Quote each record exactly, please, leaving none out.

# The input start

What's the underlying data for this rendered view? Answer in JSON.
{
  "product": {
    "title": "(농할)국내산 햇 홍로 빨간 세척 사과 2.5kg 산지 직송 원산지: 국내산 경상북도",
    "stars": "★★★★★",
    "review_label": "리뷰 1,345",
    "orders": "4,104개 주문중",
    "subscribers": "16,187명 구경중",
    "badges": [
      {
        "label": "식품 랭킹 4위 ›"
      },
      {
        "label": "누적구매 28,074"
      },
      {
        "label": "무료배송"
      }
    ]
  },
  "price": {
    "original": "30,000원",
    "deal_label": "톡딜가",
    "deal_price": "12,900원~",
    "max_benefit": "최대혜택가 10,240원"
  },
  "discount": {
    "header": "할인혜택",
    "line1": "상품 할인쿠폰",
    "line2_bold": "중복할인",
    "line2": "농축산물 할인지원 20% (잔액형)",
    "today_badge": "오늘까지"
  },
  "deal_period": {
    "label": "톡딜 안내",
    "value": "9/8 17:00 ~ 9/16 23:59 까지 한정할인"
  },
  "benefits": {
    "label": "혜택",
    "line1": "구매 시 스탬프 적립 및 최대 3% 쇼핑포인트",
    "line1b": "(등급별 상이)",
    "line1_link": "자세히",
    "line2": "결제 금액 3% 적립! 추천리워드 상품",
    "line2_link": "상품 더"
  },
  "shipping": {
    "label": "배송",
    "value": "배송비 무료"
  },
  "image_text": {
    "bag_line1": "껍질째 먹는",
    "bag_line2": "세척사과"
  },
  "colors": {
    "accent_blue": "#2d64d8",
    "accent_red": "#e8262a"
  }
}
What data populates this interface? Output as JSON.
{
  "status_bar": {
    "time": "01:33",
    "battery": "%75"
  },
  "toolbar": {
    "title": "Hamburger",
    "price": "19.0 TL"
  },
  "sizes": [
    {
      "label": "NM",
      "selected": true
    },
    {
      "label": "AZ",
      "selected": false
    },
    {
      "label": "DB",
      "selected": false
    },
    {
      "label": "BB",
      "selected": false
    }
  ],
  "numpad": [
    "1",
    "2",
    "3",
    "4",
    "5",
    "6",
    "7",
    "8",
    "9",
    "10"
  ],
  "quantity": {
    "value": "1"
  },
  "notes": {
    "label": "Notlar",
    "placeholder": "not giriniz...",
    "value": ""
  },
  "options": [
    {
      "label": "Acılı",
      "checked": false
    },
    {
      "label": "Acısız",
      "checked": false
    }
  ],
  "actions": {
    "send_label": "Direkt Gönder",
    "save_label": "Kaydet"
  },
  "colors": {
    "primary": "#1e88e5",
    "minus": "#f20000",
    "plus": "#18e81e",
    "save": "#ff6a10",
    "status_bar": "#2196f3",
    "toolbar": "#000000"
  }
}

# The input end

Answer in full
What's the underlying data for this rendered view? Answer in JSON.
{
  "product": {
    "title": "(농할)국내산 햇 홍로 빨간 세척 사과 2.5kg 산지 직송 원산지: 국내산 경상북도",
    "stars": "★★★★★",
    "review_label": "리뷰 1,345",
    "orders": "4,104개 주문중",
    "subscribers": "16,187명 구경중",
    "badges": [
      {
        "label": "식품 랭킹 4위 ›"
      },
      {
        "label": "누적구매 28,074"
      },
      {
        "label": "무료배송"
      }
    ]
  },
  "price": {
    "original": "30,000원",
    "deal_label": "톡딜가",
    "deal_price": "12,900원~",
    "max_benefit": "최대혜택가 10,240원"
  },
  "discount": {
    "header": "할인혜택",
    "line1": "상품 할인쿠폰",
    "line2_bold": "중복할인",
    "line2": "농축산물 할인지원 20% (잔액형)",
    "today_badge": "오늘까지"
  },
  "deal_period": {
    "label": "톡딜 안내",
    "value": "9/8 17:00 ~ 9/16 23:59 까지 한정할인"
  },
  "benefits": {
    "label": "혜택",
    "line1": "구매 시 스탬프 적립 및 최대 3% 쇼핑포인트",
    "line1b": "(등급별 상이)",
    "line1_link": "자세히",
    "line2": "결제 금액 3% 적립! 추천리워드 상품",
    "line2_link": "상품 더"
  },
  "shipping": {
    "label": "배송",
    "value": "배송비 무료"
  },
  "image_text": {
    "bag_line1": "껍질째 먹는",
    "bag_line2": "세척사과"
  },
  "colors": {
    "accent_blue": "#2d64d8",
    "accent_red": "#e8262a"
  }
}
What data populates this interface? Output as JSON.
{
  "status_bar": {
    "time": "01:33",
    "battery": "%75"
  },
  "toolbar": {
    "title": "Hamburger",
    "price": "19.0 TL"
  },
  "sizes": [
    {
      "label": "NM",
      "selected": true
    },
    {
      "label": "AZ",
      "selected": false
    },
    {
      "label": "DB",
      "selected": false
    },
    {
      "label": "BB",
      "selected": false
    }
  ],
  "numpad": [
    "1",
    "2",
    "3",
    "4",
    "5",
    "6",
    "7",
    "8",
    "9",
    "10"
  ],
  "quantity": {
    "value": "1"
  },
  "notes": {
    "label": "Notlar",
    "placeholder": "not giriniz...",
    "value": ""
  },
  "options": [
    {
      "label": "Acılı",
      "checked": false
    },
    {
      "label": "Acısız",
      "checked": false
    }
  ],
  "actions": {
    "send_label": "Direkt Gönder",
    "save_label": "Kaydet"
  },
  "colors": {
    "primary": "#1e88e5",
    "minus": "#f20000",
    "plus": "#18e81e",
    "save": "#ff6a10",
    "status_bar": "#2196f3",
    "toolbar": "#000000"
  }
}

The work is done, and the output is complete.